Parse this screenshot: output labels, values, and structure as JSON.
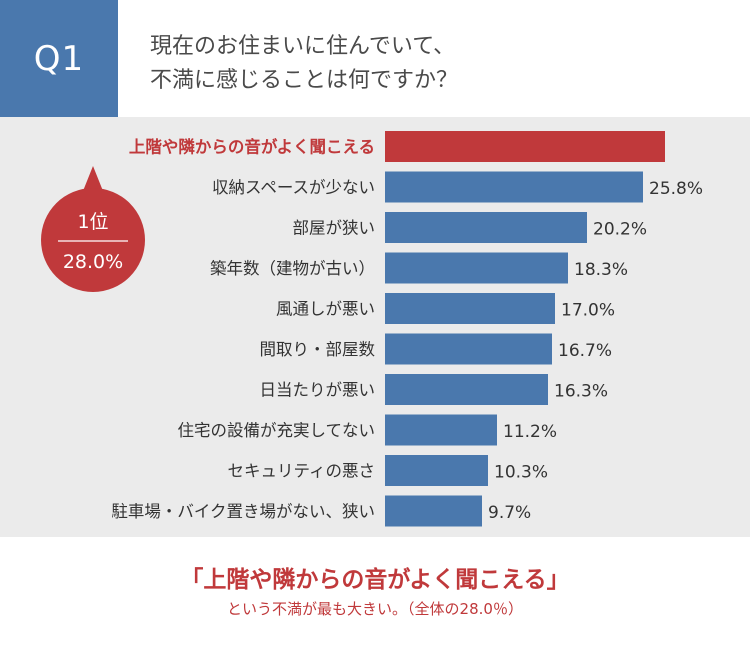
{
  "badge": {
    "label": "Q1"
  },
  "question": {
    "line1": "現在のお住まいに住んでいて、",
    "line2": "不満に感じることは何ですか？"
  },
  "chart_data": {
    "type": "bar",
    "orientation": "horizontal",
    "categories": [
      "上階や隣からの音がよく聞こえる",
      "収納スペースが少ない",
      "部屋が狭い",
      "築年数（建物が古い）",
      "風通しが悪い",
      "間取り・部屋数",
      "日当たりが悪い",
      "住宅の設備が充実してない",
      "セキュリティの悪さ",
      "駐車場・バイク置き場がない、狭い"
    ],
    "values": [
      28.0,
      25.8,
      20.2,
      18.3,
      17.0,
      16.7,
      16.3,
      11.2,
      10.3,
      9.7
    ],
    "value_labels": [
      "",
      "25.8%",
      "20.2%",
      "18.3%",
      "17.0%",
      "16.7%",
      "16.3%",
      "11.2%",
      "10.3%",
      "9.7%"
    ],
    "highlight_index": 0,
    "xlim": [
      0,
      28.0
    ],
    "grid": false,
    "colors": {
      "highlight": "#c0393b",
      "bar": "#4a78ad",
      "text": "#333333",
      "panel": "#ebebeb"
    },
    "callout": {
      "rank": "1位",
      "value": "28.0%"
    }
  },
  "conclusion": {
    "headline": "「上階や隣からの音がよく聞こえる」",
    "sub": "という不満が最も大きい。（全体の28.0％）"
  }
}
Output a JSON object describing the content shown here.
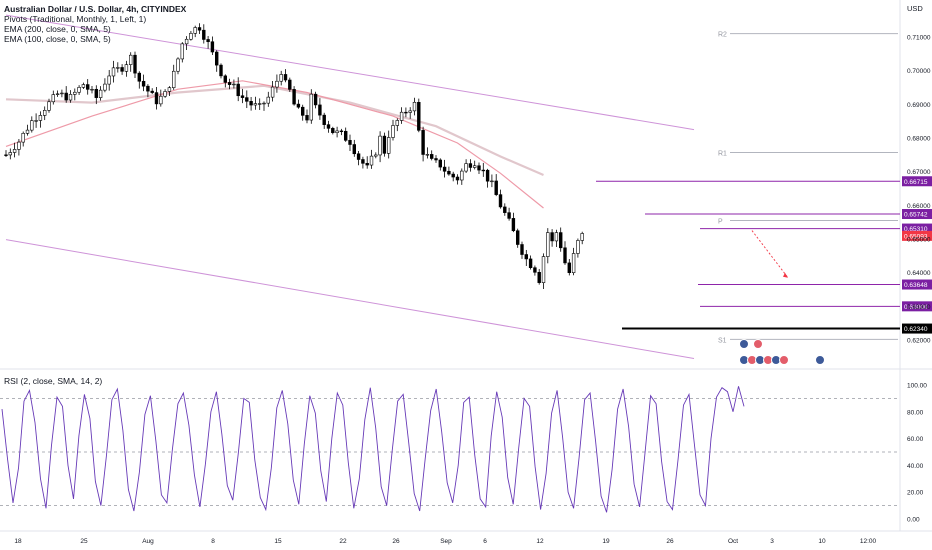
{
  "header": {
    "title": "Australian Dollar / U.S. Dollar, 4h, CITYINDEX",
    "indicators": [
      "Pivots (Traditional, Monthly, 1, Left, 1)",
      "EMA (200, close, 0, SMA, 5)",
      "EMA (100, close, 0, SMA, 5)"
    ],
    "currency": "USD"
  },
  "colors": {
    "candle": "#000000",
    "pivot_line": "#b2b5be",
    "level_line": "#8e24aa",
    "level_badge": "#7b1fa2",
    "ema200": "#e1c7cc",
    "ema100": "#ee9aa8",
    "channel": "#ce93d8",
    "rsi_line": "#673ab7",
    "current_price": "#f23645",
    "black_level": "#000000",
    "arrow": "#f23645"
  },
  "chart_data": [
    {
      "type": "candlestick",
      "title": "Australian Dollar / U.S. Dollar, 4h, CITYINDEX",
      "y_axis": {
        "ticks": [
          "0.71000",
          "0.70000",
          "0.69000",
          "0.68000",
          "0.67000",
          "0.66000",
          "0.65000",
          "0.64000",
          "0.63000",
          "0.62000"
        ],
        "ylim": [
          0.6175,
          0.7195
        ],
        "side": "right"
      },
      "x_axis": {
        "ticks": [
          "18",
          "25",
          "Aug",
          "8",
          "15",
          "22",
          "26",
          "Sep",
          "6",
          "12",
          "19",
          "26",
          "Oct",
          "3",
          "10",
          "12:00"
        ]
      },
      "price_path": [
        [
          0,
          0.675
        ],
        [
          3,
          0.679
        ],
        [
          6,
          0.685
        ],
        [
          9,
          0.689
        ],
        [
          12,
          0.693
        ],
        [
          15,
          0.692
        ],
        [
          18,
          0.696
        ],
        [
          21,
          0.692
        ],
        [
          24,
          0.699
        ],
        [
          27,
          0.701
        ],
        [
          29,
          0.704
        ],
        [
          31,
          0.697
        ],
        [
          33,
          0.694
        ],
        [
          35,
          0.691
        ],
        [
          37,
          0.693
        ],
        [
          39,
          0.699
        ],
        [
          41,
          0.708
        ],
        [
          43,
          0.712
        ],
        [
          45,
          0.713
        ],
        [
          47,
          0.708
        ],
        [
          49,
          0.702
        ],
        [
          51,
          0.697
        ],
        [
          53,
          0.695
        ],
        [
          55,
          0.692
        ],
        [
          57,
          0.69
        ],
        [
          59,
          0.689
        ],
        [
          61,
          0.692
        ],
        [
          63,
          0.697
        ],
        [
          64,
          0.7
        ],
        [
          65,
          0.696
        ],
        [
          66,
          0.694
        ],
        [
          67,
          0.69
        ],
        [
          68,
          0.688
        ],
        [
          70,
          0.686
        ],
        [
          71,
          0.692
        ],
        [
          72,
          0.689
        ],
        [
          74,
          0.685
        ],
        [
          76,
          0.682
        ],
        [
          78,
          0.681
        ],
        [
          80,
          0.679
        ],
        [
          82,
          0.674
        ],
        [
          84,
          0.671
        ],
        [
          86,
          0.676
        ],
        [
          87,
          0.68
        ],
        [
          88,
          0.676
        ],
        [
          89,
          0.681
        ],
        [
          91,
          0.685
        ],
        [
          93,
          0.688
        ],
        [
          95,
          0.69
        ],
        [
          96,
          0.682
        ],
        [
          97,
          0.676
        ],
        [
          99,
          0.673
        ],
        [
          101,
          0.672
        ],
        [
          103,
          0.669
        ],
        [
          105,
          0.668
        ],
        [
          107,
          0.672
        ],
        [
          109,
          0.673
        ],
        [
          111,
          0.67
        ],
        [
          112,
          0.668
        ],
        [
          113,
          0.666
        ],
        [
          115,
          0.66
        ],
        [
          117,
          0.655
        ],
        [
          119,
          0.649
        ],
        [
          121,
          0.644
        ],
        [
          123,
          0.641
        ],
        [
          124,
          0.638
        ],
        [
          125,
          0.645
        ],
        [
          126,
          0.652
        ],
        [
          127,
          0.649
        ],
        [
          128,
          0.652
        ],
        [
          129,
          0.648
        ],
        [
          130,
          0.643
        ],
        [
          131,
          0.64
        ],
        [
          132,
          0.645
        ],
        [
          133,
          0.649
        ],
        [
          134,
          0.651
        ]
      ],
      "ema200": [
        [
          0,
          0.6915
        ],
        [
          20,
          0.6905
        ],
        [
          40,
          0.6935
        ],
        [
          60,
          0.6955
        ],
        [
          80,
          0.6905
        ],
        [
          100,
          0.6835
        ],
        [
          115,
          0.6745
        ],
        [
          125,
          0.669
        ]
      ],
      "ema100": [
        [
          0,
          0.6775
        ],
        [
          20,
          0.6865
        ],
        [
          40,
          0.6945
        ],
        [
          55,
          0.697
        ],
        [
          70,
          0.6935
        ],
        [
          90,
          0.6865
        ],
        [
          105,
          0.6785
        ],
        [
          115,
          0.6695
        ],
        [
          125,
          0.6592
        ]
      ],
      "channel_upper": [
        [
          0,
          0.7165
        ],
        [
          160,
          0.6825
        ]
      ],
      "channel_lower": [
        [
          0,
          0.6498
        ],
        [
          160,
          0.6145
        ]
      ],
      "pivots": [
        {
          "label": "R2",
          "value": 0.711
        },
        {
          "label": "R1",
          "value": 0.6757
        },
        {
          "label": "P",
          "value": 0.6555
        },
        {
          "label": "S1",
          "value": 0.6202
        }
      ],
      "levels": [
        {
          "value": 0.66715,
          "label": "0.66715",
          "color": "#7b1fa2"
        },
        {
          "value": 0.65742,
          "label": "0.65742",
          "color": "#7b1fa2"
        },
        {
          "value": 0.6531,
          "label": "0.65310",
          "color": "#7b1fa2"
        },
        {
          "value": 0.63648,
          "label": "0.63648",
          "color": "#7b1fa2"
        },
        {
          "value": 0.63,
          "label": "0.63000",
          "color": "#7b1fa2"
        },
        {
          "value": 0.6234,
          "label": "0.62340",
          "color": "#000000"
        }
      ],
      "current_price": {
        "value": 0.65093,
        "label": "0.65093"
      }
    },
    {
      "type": "line",
      "title": "RSI (2, close, SMA, 14, 2)",
      "y_axis": {
        "ticks": [
          "100.00",
          "80.00",
          "60.00",
          "40.00",
          "20.00",
          "0.00"
        ],
        "ylim": [
          -3,
          103
        ]
      },
      "bands": [
        90,
        50,
        10
      ],
      "series": [
        {
          "values": [
            82,
            45,
            12,
            38,
            88,
            96,
            72,
            30,
            8,
            55,
            91,
            84,
            40,
            15,
            62,
            93,
            75,
            28,
            10,
            47,
            89,
            97,
            66,
            22,
            6,
            35,
            78,
            92,
            58,
            18,
            12,
            52,
            86,
            94,
            70,
            33,
            9,
            41,
            80,
            95,
            63,
            25,
            14,
            49,
            90,
            87,
            44,
            16,
            7,
            38,
            83,
            96,
            71,
            29,
            11,
            56,
            92,
            79,
            36,
            13,
            60,
            94,
            85,
            42,
            8,
            30,
            74,
            98,
            68,
            24,
            10,
            51,
            88,
            93,
            57,
            19,
            6,
            45,
            81,
            97,
            65,
            27,
            12,
            40,
            87,
            91,
            48,
            15,
            9,
            62,
            95,
            76,
            31,
            11,
            53,
            90,
            84,
            39,
            7,
            34,
            79,
            96,
            61,
            20,
            8,
            46,
            89,
            94,
            58,
            17,
            5,
            37,
            82,
            97,
            69,
            26,
            9,
            50,
            92,
            86,
            43,
            13,
            7,
            44,
            85,
            93,
            55,
            18,
            10,
            60,
            91,
            98,
            95,
            80,
            99,
            84
          ]
        }
      ]
    }
  ],
  "rsi_legend": "RSI (2, close, SMA, 14, 2)"
}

▸ **WHAT IS BEING ASKED**: Report every line containing the word "JSON" from the listing above.

▸ **REPLY**:
Parse this screenshot: output labels, values, and structure as JSON.
Output a JSON object describing the content shown here.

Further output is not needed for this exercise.